Quote every line of the data below word for word.

* Start Provided data *

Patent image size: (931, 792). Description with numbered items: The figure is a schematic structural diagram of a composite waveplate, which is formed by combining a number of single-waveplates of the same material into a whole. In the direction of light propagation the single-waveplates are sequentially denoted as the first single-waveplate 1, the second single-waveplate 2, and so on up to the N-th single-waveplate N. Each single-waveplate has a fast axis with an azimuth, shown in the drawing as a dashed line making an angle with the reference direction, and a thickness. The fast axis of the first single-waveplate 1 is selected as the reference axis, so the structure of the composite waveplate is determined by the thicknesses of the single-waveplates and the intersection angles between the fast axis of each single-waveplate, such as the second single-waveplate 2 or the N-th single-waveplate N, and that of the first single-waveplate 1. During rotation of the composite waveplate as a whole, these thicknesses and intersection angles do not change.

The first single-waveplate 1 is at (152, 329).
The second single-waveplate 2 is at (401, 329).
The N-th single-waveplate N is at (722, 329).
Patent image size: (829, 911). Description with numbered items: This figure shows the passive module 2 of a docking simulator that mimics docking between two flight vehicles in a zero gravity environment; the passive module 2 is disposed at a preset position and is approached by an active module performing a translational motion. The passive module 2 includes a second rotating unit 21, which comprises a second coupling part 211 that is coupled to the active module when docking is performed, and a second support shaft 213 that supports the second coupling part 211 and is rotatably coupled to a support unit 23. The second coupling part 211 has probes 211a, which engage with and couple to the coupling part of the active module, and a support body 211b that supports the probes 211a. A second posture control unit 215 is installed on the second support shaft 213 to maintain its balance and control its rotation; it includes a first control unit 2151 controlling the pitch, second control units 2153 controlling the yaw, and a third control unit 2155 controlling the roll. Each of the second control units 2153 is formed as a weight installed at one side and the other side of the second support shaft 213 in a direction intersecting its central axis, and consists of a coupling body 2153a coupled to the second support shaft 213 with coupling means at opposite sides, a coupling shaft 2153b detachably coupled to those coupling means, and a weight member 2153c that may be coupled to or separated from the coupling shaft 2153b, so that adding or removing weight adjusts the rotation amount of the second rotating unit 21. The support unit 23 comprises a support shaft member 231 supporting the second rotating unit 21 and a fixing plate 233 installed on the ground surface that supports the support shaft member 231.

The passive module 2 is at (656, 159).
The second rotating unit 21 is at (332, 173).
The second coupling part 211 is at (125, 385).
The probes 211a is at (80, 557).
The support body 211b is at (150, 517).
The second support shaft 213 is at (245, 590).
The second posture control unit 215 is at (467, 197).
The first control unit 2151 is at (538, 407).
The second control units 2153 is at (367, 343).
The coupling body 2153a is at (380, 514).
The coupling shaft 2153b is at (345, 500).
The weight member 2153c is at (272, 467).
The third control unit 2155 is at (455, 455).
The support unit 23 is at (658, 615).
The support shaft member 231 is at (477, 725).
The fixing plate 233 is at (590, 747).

* End Provided data *

# Exercise result:
Patent image size: (931, 792). Description with numbered items: The figure is a schematic structural diagram of a composite waveplate, which is formed by combining a number of single-waveplates of the same material into a whole. In the direction of light propagation the single-waveplates are sequentially denoted as the first single-waveplate 1, the second single-waveplate 2, and so on up to the N-th single-waveplate N. Each single-waveplate has a fast axis with an azimuth, shown in the drawing as a dashed line making an angle with the reference direction, and a thickness. The fast axis of the first single-waveplate 1 is selected as the reference axis, so the structure of the composite waveplate is determined by the thicknesses of the single-waveplates and the intersection angles between the fast axis of each single-waveplate, such as the second single-waveplate 2 or the N-th single-waveplate N, and that of the first single-waveplate 1. During rotation of the composite waveplate as a whole, these thicknesses and intersection angles do not change.

The first single-waveplate 1 is at (152, 329).
The second single-waveplate 2 is at (401, 329).
The N-th single-waveplate N is at (722, 329).
Patent image size: (829, 911). Description with numbered items: This figure shows the passive module 2 of a docking simulator that mimics docking between two flight vehicles in a zero gravity environment; the passive module 2 is disposed at a preset position and is approached by an active module performing a translational motion. The passive module 2 includes a second rotating unit 21, which comprises a second coupling part 211 that is coupled to the active module when docking is performed, and a second support shaft 213 that supports the second coupling part 211 and is rotatably coupled to a support unit 23. The second coupling part 211 has probes 211a, which engage with and couple to the coupling part of the active module, and a support body 211b that supports the probes 211a. A second posture control unit 215 is installed on the second support shaft 213 to maintain its balance and control its rotation; it includes a first control unit 2151 controlling the pitch, second control units 2153 controlling the yaw, and a third control unit 2155 controlling the roll. Each of the second control units 2153 is formed as a weight installed at one side and the other side of the second support shaft 213 in a direction intersecting its central axis, and consists of a coupling body 2153a coupled to the second support shaft 213 with coupling means at opposite sides, a coupling shaft 2153b detachably coupled to those coupling means, and a weight member 2153c that may be coupled to or separated from the coupling shaft 2153b, so that adding or removing weight adjusts the rotation amount of the second rotating unit 21. The support unit 23 comprises a support shaft member 231 supporting the second rotating unit 21 and a fixing plate 233 installed on the ground surface that supports the support shaft member 231.

The passive module 2 is at (656, 159).
The second rotating unit 21 is at (332, 173).
The second coupling part 211 is at (125, 385).
The probes 211a is at (80, 557).
The support body 211b is at (150, 517).
The second support shaft 213 is at (245, 590).
The second posture control unit 215 is at (467, 197).
The first control unit 2151 is at (538, 407).
The second control units 2153 is at (367, 343).
The coupling body 2153a is at (380, 514).
The coupling shaft 2153b is at (345, 500).
The weight member 2153c is at (272, 467).
The third control unit 2155 is at (455, 455).
The support unit 23 is at (658, 615).
The support shaft member 231 is at (477, 725).
The fixing plate 233 is at (590, 747).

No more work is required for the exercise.